Exercise description: Word for word, copy all the data and drop the pictures.

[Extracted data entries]

<<<<

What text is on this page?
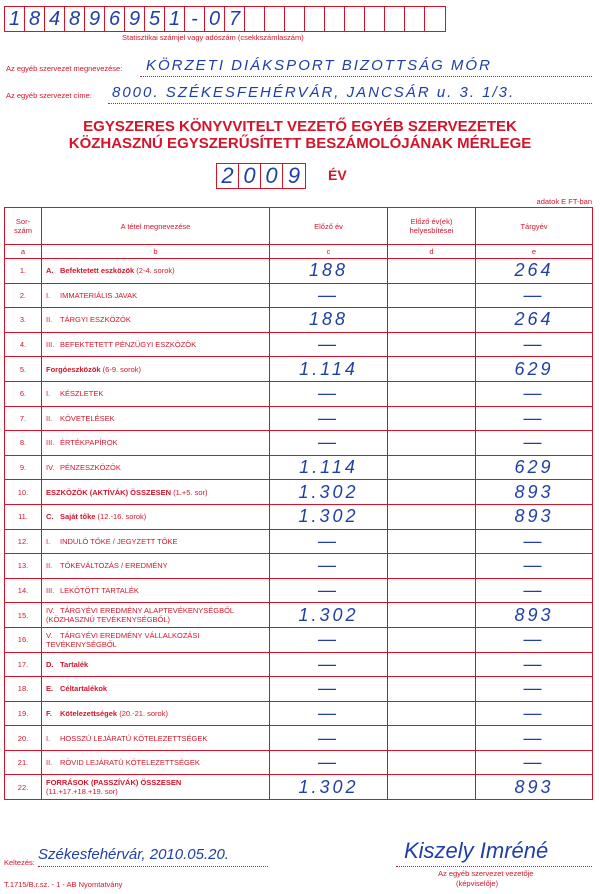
1 8 4 8 9 6 9 5 1 - 0 7
Statisztikai számjel vagy adószám (csekkszámlaszám)
Az egyéb szervezet megnevezése: KÖRZETI DIÁKSPORT BIZOTTSÁG MÓR
Az egyéb szervezet címe: 8000. SZÉKESFEHÉRVÁR, JANCSÁR u. 3. 1/3.
EGYSZERES KÖNYVVITELT VEZETŐ EGYÉB SZERVEZETEK
KÖZHASZNÚ EGYSZERŰSÍTETT BESZÁMOLÓJÁNAK MÉRLEGE
2 0 0 9	ÉV
adatok E FT-ban
Sor-
szám	A tétel megnevezése	Előző év	Előző év(ek) helyesbítései	Tárgyév
a	b	c	d	e
1.	A. Befektetett eszközök (2-4. sorok)	188		264
2.	I. IMMATERIÁLIS JAVAK	—		—
3.	II. TÁRGYI ESZKÖZÖK	188		264
4.	III. BEFEKTETETT PÉNZÜGYI ESZKÖZÖK	—		—
5.	Forgóeszközök (6-9. sorok)	1.114		629
6.	I. KÉSZLETEK	—		—
7.	II. KÖVETELÉSEK	—		—
8.	III. ÉRTÉKPAPÍROK	—		—
9.	IV. PÉNZESZKÖZÖK	1.114		629
10.	ESZKÖZÖK (AKTÍVÁK) ÖSSZESEN (1.+5. sor)	1.302		893
11.	C. Saját tőke (12.-16. sorok)	1.302		893
12.	I. INDULÓ TŐKE / JEGYZETT TŐKE	—		—
13.	II. TŐKEVÁLTOZÁS / EREDMÉNY	—		—
14.	III. LEKÖTÖTT TARTALÉK	—		—
15.	IV. TÁRGYÉVI EREDMÉNY ALAPTEVÉKENYSÉGBŐL (KÖZHASZNÚ TEVÉKENYSÉGBŐL)	1.302		893
16.	V. TÁRGYÉVI EREDMÉNY VÁLLALKOZÁSI TEVÉKENYSÉGBŐL	—		—
17.	D. Tartalék	—		—
18.	E. Céltartalékok	—		—
19.	F. Kötelezettségek (20.-21. sorok)	—		—
20.	I. HOSSZÚ LEJÁRATÚ KÖTELEZETTSÉGEK	—		—
21.	II. RÖVID LEJÁRATÚ KÖTELEZETTSÉGEK	—		—
22.	FORRÁSOK (PASSZÍVÁK) ÖSSZESEN
(11.+17.+18.+19. sor)	1.302		893
Keltezés: Székesfehérvár, 2010.05.20.	Kiszely Imréné
Az egyéb szervezet vezetője
(képviselője)
T.1715/B.r.sz. - 1 - AB Nyomtatvány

>>>>

Response:
What text is on this page?
1 8 4 8 9 6 9 5 1 - 0 7
Statisztikai számjel vagy adószám (csekkszámlaszám)
Az egyéb szervezet megnevezése: KÖRZETI DIÁKSPORT BIZOTTSÁG MÓR
Az egyéb szervezet címe: 8000. SZÉKESFEHÉRVÁR, JANCSÁR u. 3. 1/3.
EGYSZERES KÖNYVVITELT VEZETŐ EGYÉB SZERVEZETEK
KÖZHASZNÚ EGYSZERŰSÍTETT BESZÁMOLÓJÁNAK MÉRLEGE
2 0 0 9	ÉV
adatok E FT-ban
Sor-
szám	A tétel megnevezése	Előző év	Előző év(ek) helyesbítései	Tárgyév
a	b	c	d	e
1.	A. Befektetett eszközök (2-4. sorok)	188		264
2.	I. IMMATERIÁLIS JAVAK	—		—
3.	II. TÁRGYI ESZKÖZÖK	188		264
4.	III. BEFEKTETETT PÉNZÜGYI ESZKÖZÖK	—		—
5.	Forgóeszközök (6-9. sorok)	1.114		629
6.	I. KÉSZLETEK	—		—
7.	II. KÖVETELÉSEK	—		—
8.	III. ÉRTÉKPAPÍROK	—		—
9.	IV. PÉNZESZKÖZÖK	1.114		629
10.	ESZKÖZÖK (AKTÍVÁK) ÖSSZESEN (1.+5. sor)	1.302		893
11.	C. Saját tőke (12.-16. sorok)	1.302		893
12.	I. INDULÓ TŐKE / JEGYZETT TŐKE	—		—
13.	II. TŐKEVÁLTOZÁS / EREDMÉNY	—		—
14.	III. LEKÖTÖTT TARTALÉK	—		—
15.	IV. TÁRGYÉVI EREDMÉNY ALAPTEVÉKENYSÉGBŐL (KÖZHASZNÚ TEVÉKENYSÉGBŐL)	1.302		893
16.	V. TÁRGYÉVI EREDMÉNY VÁLLALKOZÁSI TEVÉKENYSÉGBŐL	—		—
17.	D. Tartalék	—		—
18.	E. Céltartalékok	—		—
19.	F. Kötelezettségek (20.-21. sorok)	—		—
20.	I. HOSSZÚ LEJÁRATÚ KÖTELEZETTSÉGEK	—		—
21.	II. RÖVID LEJÁRATÚ KÖTELEZETTSÉGEK	—		—
22.	FORRÁSOK (PASSZÍVÁK) ÖSSZESEN
(11.+17.+18.+19. sor)	1.302		893
Keltezés: Székesfehérvár, 2010.05.20.	Kiszely Imréné
Az egyéb szervezet vezetője
(képviselője)
T.1715/B.r.sz. - 1 - AB Nyomtatvány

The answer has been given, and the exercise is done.